# Task instructions
Check each line of the records below for the word "including" and copy those where it appears.

# Provided data
'''

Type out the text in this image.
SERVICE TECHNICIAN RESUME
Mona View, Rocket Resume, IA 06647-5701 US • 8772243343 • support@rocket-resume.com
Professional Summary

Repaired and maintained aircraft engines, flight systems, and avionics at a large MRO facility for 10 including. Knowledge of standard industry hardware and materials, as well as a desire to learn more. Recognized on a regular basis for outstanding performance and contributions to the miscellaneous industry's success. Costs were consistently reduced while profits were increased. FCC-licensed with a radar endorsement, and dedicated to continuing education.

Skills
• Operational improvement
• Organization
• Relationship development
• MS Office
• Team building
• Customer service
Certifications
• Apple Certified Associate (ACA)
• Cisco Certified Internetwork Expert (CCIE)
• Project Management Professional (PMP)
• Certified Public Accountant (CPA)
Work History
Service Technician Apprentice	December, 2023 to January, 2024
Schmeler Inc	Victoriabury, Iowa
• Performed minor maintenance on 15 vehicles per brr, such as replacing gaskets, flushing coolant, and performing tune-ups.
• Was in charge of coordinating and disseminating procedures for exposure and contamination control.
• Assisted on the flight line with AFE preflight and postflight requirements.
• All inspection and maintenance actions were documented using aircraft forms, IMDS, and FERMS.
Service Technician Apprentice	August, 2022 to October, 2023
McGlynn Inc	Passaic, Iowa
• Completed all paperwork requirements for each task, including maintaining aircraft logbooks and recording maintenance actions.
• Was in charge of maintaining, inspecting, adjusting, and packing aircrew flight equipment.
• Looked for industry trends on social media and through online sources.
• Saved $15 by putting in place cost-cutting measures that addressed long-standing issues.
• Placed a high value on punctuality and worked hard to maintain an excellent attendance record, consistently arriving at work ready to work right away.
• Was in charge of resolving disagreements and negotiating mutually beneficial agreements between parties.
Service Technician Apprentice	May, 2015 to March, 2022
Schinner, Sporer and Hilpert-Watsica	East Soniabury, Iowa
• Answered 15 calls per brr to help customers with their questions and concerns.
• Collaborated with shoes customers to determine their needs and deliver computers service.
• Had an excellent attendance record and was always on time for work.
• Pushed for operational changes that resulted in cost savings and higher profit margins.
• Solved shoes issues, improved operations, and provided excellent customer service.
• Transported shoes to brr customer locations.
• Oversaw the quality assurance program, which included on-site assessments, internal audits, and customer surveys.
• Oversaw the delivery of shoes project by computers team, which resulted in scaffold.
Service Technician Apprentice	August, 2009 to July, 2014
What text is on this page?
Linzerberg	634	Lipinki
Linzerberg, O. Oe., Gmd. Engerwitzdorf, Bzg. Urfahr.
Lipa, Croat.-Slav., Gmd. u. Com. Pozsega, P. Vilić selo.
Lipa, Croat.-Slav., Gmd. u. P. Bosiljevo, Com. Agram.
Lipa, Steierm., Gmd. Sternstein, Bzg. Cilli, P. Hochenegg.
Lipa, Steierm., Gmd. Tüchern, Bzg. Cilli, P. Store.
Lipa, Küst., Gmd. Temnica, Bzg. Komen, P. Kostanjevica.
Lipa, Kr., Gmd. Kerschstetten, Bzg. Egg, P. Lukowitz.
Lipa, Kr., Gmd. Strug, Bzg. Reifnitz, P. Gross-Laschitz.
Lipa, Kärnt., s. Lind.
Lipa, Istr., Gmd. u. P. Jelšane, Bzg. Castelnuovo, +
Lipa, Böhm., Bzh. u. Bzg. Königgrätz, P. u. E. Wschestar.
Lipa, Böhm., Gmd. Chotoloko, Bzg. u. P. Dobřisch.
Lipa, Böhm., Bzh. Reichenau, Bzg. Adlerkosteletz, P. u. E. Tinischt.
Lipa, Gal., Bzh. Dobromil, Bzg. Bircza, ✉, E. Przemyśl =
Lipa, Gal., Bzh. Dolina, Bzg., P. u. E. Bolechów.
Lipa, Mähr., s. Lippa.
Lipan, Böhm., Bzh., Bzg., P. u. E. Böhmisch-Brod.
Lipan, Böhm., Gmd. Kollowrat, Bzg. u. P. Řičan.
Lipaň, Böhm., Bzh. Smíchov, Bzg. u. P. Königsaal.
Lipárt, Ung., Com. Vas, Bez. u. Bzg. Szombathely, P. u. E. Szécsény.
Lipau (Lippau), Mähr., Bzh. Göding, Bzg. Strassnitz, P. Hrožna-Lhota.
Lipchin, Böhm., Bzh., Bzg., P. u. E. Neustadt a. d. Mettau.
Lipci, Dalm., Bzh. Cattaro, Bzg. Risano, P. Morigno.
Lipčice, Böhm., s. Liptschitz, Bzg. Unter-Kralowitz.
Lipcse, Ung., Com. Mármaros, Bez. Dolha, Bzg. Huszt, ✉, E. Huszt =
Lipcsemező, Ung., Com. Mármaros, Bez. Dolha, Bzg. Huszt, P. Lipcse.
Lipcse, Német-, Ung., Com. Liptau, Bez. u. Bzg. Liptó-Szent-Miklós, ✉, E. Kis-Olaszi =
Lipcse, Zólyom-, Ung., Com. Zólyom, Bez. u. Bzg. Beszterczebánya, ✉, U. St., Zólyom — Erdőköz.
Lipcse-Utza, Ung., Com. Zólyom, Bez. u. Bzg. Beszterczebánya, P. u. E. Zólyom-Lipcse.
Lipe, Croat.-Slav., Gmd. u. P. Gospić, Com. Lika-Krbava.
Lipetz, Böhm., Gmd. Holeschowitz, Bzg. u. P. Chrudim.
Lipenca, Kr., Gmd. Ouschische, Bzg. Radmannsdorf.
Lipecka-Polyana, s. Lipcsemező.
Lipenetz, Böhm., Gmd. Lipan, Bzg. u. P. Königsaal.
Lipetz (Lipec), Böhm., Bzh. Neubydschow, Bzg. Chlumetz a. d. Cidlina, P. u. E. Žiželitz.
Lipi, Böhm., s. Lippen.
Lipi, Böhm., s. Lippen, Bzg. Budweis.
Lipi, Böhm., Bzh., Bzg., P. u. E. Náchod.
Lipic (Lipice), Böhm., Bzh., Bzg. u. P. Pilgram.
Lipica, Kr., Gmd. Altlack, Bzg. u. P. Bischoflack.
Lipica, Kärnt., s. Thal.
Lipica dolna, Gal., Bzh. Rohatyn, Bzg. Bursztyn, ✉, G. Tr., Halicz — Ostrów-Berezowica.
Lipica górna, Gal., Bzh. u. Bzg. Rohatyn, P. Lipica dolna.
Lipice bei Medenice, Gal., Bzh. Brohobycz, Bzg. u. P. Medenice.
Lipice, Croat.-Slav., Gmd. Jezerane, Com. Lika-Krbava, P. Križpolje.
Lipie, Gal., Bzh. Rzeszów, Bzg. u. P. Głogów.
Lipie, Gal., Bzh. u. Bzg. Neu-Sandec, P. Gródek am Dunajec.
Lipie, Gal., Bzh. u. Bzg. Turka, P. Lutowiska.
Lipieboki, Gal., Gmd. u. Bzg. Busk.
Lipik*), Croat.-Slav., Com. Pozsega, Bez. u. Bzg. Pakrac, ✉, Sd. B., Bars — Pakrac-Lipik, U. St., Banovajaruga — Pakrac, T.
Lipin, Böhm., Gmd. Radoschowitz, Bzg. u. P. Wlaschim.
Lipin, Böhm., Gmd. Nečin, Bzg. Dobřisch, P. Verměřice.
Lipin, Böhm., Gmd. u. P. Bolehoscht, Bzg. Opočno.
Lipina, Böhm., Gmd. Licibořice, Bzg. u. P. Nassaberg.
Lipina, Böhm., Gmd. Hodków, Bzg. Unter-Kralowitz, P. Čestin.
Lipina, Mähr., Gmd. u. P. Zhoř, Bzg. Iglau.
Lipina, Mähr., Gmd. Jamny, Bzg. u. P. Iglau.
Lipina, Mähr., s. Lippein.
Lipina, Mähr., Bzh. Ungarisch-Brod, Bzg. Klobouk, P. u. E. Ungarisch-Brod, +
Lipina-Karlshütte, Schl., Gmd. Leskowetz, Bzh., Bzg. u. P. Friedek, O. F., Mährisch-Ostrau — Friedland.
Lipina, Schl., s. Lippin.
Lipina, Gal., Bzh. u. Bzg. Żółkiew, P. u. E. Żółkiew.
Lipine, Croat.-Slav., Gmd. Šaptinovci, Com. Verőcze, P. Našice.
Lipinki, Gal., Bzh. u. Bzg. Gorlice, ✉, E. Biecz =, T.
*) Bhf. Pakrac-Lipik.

'''

# Result
Repaired and maintained aircraft engines, flight systems, and avionics at a large MRO facility for 10 including. Knowledge of standard industry hardware and materials, as well as a desire to learn more. Recognized on a regular basis for outstanding performance and contributions to the miscellaneous industry's success. Costs were consistently reduced while profits were increased. FCC-licensed with a radar endorsement, and dedicated to continuing education.
• Completed all paperwork requirements for each task, including maintaining aircraft logbooks and recording maintenance actions.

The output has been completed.